┏━━

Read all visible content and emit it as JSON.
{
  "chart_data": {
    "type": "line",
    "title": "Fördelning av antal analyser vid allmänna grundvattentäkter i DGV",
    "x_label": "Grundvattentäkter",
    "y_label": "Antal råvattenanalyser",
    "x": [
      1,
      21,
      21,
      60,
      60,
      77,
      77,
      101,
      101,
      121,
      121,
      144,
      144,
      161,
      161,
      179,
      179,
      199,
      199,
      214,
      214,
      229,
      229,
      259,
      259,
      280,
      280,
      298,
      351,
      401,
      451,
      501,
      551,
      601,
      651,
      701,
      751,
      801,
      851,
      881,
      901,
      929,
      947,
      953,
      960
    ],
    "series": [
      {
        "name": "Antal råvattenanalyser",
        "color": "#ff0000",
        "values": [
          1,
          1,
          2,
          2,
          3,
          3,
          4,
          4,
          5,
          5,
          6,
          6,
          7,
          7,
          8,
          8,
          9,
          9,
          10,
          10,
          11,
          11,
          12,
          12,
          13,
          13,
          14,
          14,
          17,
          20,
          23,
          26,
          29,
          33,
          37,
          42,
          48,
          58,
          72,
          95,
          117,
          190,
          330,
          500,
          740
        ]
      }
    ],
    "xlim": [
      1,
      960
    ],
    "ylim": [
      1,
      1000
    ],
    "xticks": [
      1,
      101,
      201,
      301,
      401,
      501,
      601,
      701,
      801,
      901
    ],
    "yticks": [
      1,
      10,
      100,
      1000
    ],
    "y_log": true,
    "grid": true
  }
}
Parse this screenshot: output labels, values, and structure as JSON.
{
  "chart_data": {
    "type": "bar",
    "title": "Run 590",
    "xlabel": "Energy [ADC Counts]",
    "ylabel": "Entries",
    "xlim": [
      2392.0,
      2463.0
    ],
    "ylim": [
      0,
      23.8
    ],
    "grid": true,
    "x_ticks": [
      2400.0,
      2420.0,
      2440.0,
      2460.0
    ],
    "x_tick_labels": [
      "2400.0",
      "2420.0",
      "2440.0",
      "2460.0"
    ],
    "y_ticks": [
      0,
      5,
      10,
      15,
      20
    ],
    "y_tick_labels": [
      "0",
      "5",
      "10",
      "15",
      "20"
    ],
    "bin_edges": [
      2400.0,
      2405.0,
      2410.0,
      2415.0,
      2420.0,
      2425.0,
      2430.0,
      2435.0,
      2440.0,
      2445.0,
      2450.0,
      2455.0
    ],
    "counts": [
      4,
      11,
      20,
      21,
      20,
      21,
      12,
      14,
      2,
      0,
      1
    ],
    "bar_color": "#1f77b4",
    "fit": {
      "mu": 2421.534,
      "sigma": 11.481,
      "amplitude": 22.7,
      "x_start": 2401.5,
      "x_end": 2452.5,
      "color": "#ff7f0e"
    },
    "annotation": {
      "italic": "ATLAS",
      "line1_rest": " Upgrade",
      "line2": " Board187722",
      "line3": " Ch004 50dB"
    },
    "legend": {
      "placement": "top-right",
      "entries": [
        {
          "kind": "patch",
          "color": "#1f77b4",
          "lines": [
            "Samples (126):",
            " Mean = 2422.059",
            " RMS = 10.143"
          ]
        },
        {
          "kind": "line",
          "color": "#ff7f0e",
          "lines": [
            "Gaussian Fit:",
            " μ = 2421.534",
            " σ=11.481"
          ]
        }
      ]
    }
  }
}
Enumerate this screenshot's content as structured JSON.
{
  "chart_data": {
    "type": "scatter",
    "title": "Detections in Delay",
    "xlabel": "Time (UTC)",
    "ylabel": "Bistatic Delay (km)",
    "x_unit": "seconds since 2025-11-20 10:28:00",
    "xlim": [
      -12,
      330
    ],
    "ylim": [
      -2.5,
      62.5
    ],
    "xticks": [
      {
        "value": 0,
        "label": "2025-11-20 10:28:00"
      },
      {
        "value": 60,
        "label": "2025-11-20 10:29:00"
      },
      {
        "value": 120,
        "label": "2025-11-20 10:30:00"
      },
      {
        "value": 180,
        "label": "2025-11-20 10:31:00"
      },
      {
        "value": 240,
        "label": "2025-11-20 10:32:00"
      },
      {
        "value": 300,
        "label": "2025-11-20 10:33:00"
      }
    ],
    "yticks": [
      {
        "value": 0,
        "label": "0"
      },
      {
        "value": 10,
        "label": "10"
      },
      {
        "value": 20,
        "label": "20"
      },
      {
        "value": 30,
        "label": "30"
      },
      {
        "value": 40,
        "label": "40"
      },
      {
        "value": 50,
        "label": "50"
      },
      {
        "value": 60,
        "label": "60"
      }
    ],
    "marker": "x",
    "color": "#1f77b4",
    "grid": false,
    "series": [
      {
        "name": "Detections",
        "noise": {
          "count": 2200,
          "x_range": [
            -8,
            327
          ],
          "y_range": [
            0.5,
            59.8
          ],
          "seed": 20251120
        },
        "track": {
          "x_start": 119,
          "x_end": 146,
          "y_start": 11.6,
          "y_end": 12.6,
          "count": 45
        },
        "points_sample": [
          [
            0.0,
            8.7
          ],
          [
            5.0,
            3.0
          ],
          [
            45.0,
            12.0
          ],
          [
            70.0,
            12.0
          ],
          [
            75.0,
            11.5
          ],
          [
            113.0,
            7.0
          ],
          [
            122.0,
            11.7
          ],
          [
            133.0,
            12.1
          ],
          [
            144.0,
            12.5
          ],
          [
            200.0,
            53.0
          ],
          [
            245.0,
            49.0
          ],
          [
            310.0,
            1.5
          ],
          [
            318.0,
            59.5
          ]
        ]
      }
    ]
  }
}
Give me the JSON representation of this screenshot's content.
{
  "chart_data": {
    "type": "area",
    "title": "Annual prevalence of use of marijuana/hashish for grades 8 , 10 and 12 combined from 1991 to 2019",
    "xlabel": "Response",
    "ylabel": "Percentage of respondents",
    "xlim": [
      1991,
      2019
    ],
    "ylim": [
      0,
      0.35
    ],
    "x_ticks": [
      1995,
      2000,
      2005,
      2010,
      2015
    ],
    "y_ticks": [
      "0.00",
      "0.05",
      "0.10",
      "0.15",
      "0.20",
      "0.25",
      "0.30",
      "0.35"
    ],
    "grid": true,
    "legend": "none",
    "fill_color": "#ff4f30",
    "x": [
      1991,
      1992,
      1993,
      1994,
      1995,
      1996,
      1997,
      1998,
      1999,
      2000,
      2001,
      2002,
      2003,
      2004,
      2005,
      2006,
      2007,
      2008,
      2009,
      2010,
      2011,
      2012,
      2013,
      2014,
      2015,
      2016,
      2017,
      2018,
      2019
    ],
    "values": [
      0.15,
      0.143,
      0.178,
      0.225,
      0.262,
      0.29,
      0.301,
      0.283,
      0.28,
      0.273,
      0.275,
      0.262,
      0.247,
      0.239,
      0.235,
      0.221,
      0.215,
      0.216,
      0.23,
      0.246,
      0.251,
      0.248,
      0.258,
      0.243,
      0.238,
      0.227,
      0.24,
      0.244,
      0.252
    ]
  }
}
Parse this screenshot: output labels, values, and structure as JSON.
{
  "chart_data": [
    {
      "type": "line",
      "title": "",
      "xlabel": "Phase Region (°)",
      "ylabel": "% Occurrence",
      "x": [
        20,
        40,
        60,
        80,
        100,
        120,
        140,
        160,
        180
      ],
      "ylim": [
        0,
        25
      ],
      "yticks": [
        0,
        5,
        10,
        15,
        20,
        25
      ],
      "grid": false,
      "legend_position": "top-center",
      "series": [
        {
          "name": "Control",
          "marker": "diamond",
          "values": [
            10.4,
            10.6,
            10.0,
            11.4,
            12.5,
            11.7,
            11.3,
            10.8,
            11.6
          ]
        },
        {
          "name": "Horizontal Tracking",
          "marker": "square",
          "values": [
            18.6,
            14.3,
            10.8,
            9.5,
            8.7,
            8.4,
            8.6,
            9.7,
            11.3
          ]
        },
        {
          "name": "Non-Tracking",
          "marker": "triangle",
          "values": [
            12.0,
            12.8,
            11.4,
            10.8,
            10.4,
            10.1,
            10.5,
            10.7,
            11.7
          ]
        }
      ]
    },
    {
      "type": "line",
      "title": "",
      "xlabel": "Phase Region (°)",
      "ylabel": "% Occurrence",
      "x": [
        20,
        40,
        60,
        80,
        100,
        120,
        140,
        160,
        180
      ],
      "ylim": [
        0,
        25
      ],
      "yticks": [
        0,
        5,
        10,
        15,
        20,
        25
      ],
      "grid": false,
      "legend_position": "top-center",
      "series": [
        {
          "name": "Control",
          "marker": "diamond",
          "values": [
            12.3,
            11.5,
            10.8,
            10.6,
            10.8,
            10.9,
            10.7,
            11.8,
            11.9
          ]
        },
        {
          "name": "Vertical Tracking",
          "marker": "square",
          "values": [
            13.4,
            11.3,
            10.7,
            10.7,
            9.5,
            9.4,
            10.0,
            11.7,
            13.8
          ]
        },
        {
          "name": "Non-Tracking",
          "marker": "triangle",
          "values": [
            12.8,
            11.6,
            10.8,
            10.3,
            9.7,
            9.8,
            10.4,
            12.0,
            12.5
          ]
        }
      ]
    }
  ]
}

┗━━

## Set task
Compute how many lines include the string "råvattenanalyser", then give that number by itself.

## Problem solution
2